— BEGIN Working data —

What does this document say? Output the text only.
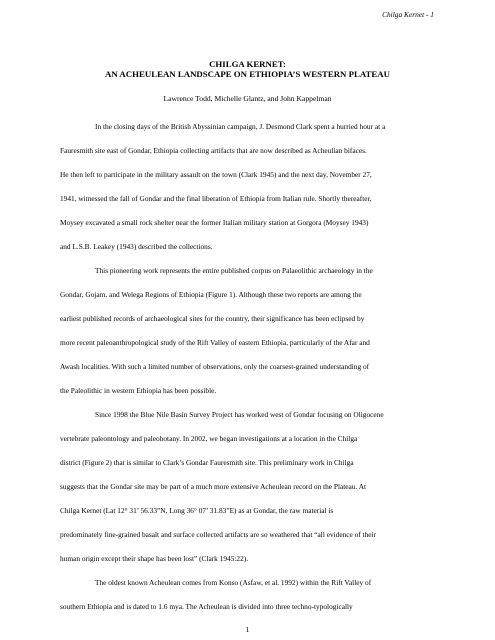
Chilga Kernet - 1
CHILGA KERNET:
AN ACHEULEAN LANDSCAPE ON ETHIOPIA’S WESTERN PLATEAU
Lawrence Todd, Michelle Glantz, and John Kappelman
In the closing days of the British Abyssinian campaign, J. Desmond Clark spent a hurried hour at a
Fauresmith site east of Gondar, Ethiopia collecting artifacts that are now described as Acheulian bifaces.
He then left to participate in the military assault on the town (Clark 1945) and the next day, November 27,
1941, witnessed the fall of Gondar and the final liberation of Ethiopia from Italian rule. Shortly thereafter,
Moysey excavated a small rock shelter near the former Italian military station at Gorgora (Moysey 1943)
and L.S.B. Leakey (1943) described the collections.
This pioneering work represents the entire published corpus on Palaeolithic archaeology in the
Gondar, Gojam, and Welega Regions of Ethiopia (Figure 1). Although these two reports are among the
earliest published records of archaeological sites for the country, their significance has been eclipsed by
more recent paleoanthropological study of the Rift Valley of eastern Ethiopia, particularly of the Afar and
Awash localities. With such a limited number of observations, only the coarsest-grained understanding of
the Paleolithic in western Ethiopia has been possible.
Since 1998 the Blue Nile Basin Survey Project has worked west of Gondar focusing on Oligocene
vertebrate paleontology and paleobotany. In 2002, we began investigations at a location in the Chilga
district (Figure 2) that is similar to Clark’s Gondar Fauresmith site. This preliminary work in Chilga
suggests that the Gondar site may be part of a much more extensive Acheulean record on the Plateau. At
Chilga Kernet (Lat 12° 31’ 56.33”N, Long 36° 07’ 31.83”E) as at Gondar, the raw material is
predominately fine-grained basalt and surface collected artifacts are so weathered that “all evidence of their
human origin except their shape has been lost” (Clark 1945:22).
The oldest known Acheulean comes from Konso (Asfaw, et al. 1992) within the Rift Valley of
southern Ethiopia and is dated to 1.6 mya. The Acheulean is divided into three techno-typologically
1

— END Working data —

Return the material exactly as given, apart from the pictures.

What does this document say? Output the text only.
Chilga Kernet - 1
CHILGA KERNET:
AN ACHEULEAN LANDSCAPE ON ETHIOPIA’S WESTERN PLATEAU
Lawrence Todd, Michelle Glantz, and John Kappelman
In the closing days of the British Abyssinian campaign, J. Desmond Clark spent a hurried hour at a
Fauresmith site east of Gondar, Ethiopia collecting artifacts that are now described as Acheulian bifaces.
He then left to participate in the military assault on the town (Clark 1945) and the next day, November 27,
1941, witnessed the fall of Gondar and the final liberation of Ethiopia from Italian rule. Shortly thereafter,
Moysey excavated a small rock shelter near the former Italian military station at Gorgora (Moysey 1943)
and L.S.B. Leakey (1943) described the collections.
This pioneering work represents the entire published corpus on Palaeolithic archaeology in the
Gondar, Gojam, and Welega Regions of Ethiopia (Figure 1). Although these two reports are among the
earliest published records of archaeological sites for the country, their significance has been eclipsed by
more recent paleoanthropological study of the Rift Valley of eastern Ethiopia, particularly of the Afar and
Awash localities. With such a limited number of observations, only the coarsest-grained understanding of
the Paleolithic in western Ethiopia has been possible.
Since 1998 the Blue Nile Basin Survey Project has worked west of Gondar focusing on Oligocene
vertebrate paleontology and paleobotany. In 2002, we began investigations at a location in the Chilga
district (Figure 2) that is similar to Clark’s Gondar Fauresmith site. This preliminary work in Chilga
suggests that the Gondar site may be part of a much more extensive Acheulean record on the Plateau. At
Chilga Kernet (Lat 12° 31’ 56.33”N, Long 36° 07’ 31.83”E) as at Gondar, the raw material is
predominately fine-grained basalt and surface collected artifacts are so weathered that “all evidence of their
human origin except their shape has been lost” (Clark 1945:22).
The oldest known Acheulean comes from Konso (Asfaw, et al. 1992) within the Rift Valley of
southern Ethiopia and is dated to 1.6 mya. The Acheulean is divided into three techno-typologically
1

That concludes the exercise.